» **What this task involves**
Copy out each line featuring the string "CryoActuator" from the entries beneath.

◇ ◇ ◇ ◇ ◇ ◇ ◇

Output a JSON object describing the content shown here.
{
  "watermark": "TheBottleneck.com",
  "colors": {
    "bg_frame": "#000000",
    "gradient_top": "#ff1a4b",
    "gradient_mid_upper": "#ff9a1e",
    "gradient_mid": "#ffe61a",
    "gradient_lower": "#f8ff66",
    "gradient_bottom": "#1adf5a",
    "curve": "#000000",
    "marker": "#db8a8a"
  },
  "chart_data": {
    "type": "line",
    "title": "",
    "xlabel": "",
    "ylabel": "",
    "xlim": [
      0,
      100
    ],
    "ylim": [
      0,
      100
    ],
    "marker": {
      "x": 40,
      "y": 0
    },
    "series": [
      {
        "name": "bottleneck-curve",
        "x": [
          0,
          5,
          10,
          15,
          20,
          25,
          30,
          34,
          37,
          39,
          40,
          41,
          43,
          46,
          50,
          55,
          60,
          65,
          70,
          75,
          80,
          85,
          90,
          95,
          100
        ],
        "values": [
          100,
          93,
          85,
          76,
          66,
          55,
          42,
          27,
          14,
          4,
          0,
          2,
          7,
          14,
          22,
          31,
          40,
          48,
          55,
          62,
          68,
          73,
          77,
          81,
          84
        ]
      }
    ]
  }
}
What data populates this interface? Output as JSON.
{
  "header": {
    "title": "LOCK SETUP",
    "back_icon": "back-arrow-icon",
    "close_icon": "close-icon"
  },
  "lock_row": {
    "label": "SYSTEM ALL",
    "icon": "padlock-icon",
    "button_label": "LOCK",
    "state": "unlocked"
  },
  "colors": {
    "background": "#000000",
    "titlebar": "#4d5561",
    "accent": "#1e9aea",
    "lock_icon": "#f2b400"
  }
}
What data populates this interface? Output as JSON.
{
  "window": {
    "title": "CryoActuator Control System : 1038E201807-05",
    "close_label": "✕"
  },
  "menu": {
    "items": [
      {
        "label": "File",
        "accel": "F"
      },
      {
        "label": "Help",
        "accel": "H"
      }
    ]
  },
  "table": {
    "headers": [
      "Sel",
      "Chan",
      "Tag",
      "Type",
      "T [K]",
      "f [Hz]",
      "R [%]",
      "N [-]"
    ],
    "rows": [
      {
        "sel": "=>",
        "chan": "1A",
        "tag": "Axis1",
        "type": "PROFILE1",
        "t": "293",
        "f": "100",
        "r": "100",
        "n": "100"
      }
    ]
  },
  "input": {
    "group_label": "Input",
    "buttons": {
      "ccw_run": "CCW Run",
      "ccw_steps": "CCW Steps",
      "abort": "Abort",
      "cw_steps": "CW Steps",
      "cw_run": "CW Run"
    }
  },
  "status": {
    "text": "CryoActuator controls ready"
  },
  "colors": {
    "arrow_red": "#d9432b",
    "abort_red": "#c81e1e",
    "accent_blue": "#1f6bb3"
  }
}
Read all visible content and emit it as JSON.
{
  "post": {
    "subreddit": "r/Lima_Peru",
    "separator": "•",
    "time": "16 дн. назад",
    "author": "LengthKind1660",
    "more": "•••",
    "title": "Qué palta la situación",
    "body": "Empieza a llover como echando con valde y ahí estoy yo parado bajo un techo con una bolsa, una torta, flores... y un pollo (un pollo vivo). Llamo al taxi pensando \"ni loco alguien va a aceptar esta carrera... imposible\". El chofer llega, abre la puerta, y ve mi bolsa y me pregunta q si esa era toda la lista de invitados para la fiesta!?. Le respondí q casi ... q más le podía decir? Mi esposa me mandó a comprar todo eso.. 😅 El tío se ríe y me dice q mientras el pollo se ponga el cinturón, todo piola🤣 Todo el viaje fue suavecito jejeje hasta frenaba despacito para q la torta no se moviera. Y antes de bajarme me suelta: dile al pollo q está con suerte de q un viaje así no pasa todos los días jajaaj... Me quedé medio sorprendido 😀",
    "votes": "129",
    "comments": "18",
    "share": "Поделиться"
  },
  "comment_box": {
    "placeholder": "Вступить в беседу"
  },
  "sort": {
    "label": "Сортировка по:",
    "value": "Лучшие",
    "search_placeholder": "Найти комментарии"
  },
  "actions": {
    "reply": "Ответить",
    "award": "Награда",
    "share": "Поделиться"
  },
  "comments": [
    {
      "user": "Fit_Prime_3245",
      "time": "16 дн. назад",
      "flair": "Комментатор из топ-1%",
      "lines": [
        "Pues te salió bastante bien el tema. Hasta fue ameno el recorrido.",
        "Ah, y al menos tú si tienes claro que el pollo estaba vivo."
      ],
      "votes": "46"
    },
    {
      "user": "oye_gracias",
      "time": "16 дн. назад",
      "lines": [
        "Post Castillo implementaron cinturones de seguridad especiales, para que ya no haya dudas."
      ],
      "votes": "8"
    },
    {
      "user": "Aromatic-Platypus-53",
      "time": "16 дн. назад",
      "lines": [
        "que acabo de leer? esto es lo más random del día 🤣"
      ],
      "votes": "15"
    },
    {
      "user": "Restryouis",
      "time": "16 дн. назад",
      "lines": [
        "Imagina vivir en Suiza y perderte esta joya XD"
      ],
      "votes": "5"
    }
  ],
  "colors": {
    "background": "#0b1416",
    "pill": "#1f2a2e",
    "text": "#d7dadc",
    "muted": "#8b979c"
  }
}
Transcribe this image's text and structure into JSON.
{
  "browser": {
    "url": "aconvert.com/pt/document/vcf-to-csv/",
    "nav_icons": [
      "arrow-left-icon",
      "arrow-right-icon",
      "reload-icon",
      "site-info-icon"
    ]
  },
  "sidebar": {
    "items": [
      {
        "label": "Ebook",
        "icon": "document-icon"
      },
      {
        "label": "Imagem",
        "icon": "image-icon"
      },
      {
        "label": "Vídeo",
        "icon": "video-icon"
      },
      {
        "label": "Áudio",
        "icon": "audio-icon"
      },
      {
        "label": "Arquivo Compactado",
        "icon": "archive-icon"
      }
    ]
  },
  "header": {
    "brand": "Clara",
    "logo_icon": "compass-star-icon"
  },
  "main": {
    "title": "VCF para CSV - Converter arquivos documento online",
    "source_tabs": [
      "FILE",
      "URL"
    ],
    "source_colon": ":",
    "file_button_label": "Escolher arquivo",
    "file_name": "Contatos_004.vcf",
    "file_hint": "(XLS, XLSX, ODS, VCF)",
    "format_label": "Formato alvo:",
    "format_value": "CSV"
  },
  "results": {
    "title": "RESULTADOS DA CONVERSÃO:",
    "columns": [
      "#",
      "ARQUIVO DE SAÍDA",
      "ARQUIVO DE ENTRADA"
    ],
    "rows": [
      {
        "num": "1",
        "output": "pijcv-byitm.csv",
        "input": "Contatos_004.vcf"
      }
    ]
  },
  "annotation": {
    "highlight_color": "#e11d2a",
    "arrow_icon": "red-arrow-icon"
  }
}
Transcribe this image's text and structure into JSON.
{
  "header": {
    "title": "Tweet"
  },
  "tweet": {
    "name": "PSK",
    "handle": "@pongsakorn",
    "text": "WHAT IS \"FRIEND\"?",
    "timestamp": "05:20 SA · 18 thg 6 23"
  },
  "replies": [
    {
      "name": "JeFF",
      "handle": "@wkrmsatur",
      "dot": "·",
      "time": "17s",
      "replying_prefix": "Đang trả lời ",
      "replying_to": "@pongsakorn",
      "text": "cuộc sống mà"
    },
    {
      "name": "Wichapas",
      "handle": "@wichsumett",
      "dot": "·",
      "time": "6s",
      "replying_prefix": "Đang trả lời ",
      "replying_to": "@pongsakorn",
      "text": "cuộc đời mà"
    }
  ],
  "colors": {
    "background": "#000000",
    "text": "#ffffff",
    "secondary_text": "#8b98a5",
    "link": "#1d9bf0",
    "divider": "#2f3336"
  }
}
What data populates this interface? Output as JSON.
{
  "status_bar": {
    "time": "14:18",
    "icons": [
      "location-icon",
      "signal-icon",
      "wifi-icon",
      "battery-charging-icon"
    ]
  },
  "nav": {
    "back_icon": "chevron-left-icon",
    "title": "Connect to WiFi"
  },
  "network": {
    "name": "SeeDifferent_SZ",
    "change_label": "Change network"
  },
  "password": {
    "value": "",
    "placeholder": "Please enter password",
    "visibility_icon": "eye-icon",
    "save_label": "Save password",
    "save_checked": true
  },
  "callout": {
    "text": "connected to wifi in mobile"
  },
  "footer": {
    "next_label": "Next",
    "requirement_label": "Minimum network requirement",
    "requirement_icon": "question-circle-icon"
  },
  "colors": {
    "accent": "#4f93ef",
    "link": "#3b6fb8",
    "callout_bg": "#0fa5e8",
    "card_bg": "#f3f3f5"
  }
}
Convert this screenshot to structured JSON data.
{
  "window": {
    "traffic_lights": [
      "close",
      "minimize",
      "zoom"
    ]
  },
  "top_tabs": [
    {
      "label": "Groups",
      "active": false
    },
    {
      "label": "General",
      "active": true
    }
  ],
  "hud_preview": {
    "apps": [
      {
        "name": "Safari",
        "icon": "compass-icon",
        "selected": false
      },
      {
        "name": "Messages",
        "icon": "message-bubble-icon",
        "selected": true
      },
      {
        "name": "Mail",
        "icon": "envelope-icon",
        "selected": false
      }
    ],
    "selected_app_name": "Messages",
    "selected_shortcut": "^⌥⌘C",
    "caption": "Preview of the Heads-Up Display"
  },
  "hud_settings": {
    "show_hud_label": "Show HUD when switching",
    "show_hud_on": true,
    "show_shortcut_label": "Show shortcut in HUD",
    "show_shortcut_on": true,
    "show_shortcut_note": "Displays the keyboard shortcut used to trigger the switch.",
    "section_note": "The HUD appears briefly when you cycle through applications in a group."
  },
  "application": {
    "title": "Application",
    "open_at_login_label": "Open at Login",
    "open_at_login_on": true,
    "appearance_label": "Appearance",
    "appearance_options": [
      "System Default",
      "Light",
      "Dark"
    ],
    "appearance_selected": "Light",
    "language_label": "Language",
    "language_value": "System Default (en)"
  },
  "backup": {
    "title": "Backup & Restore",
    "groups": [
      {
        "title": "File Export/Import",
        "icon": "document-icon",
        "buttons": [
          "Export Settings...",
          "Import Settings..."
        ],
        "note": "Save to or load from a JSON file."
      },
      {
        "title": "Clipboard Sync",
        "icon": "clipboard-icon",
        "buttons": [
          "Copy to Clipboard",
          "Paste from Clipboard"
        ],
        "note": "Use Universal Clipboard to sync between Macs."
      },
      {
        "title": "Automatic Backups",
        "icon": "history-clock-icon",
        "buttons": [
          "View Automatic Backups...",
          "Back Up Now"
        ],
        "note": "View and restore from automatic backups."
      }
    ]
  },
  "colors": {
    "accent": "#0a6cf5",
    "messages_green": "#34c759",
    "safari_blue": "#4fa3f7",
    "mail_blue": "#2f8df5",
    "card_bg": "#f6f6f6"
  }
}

◇ ◇ ◇ ◇ ◇ ◇ ◇

» **Written response**
    "title": "CryoActuator Control System : 1038E201807-05",
    "text": "CryoActuator controls ready"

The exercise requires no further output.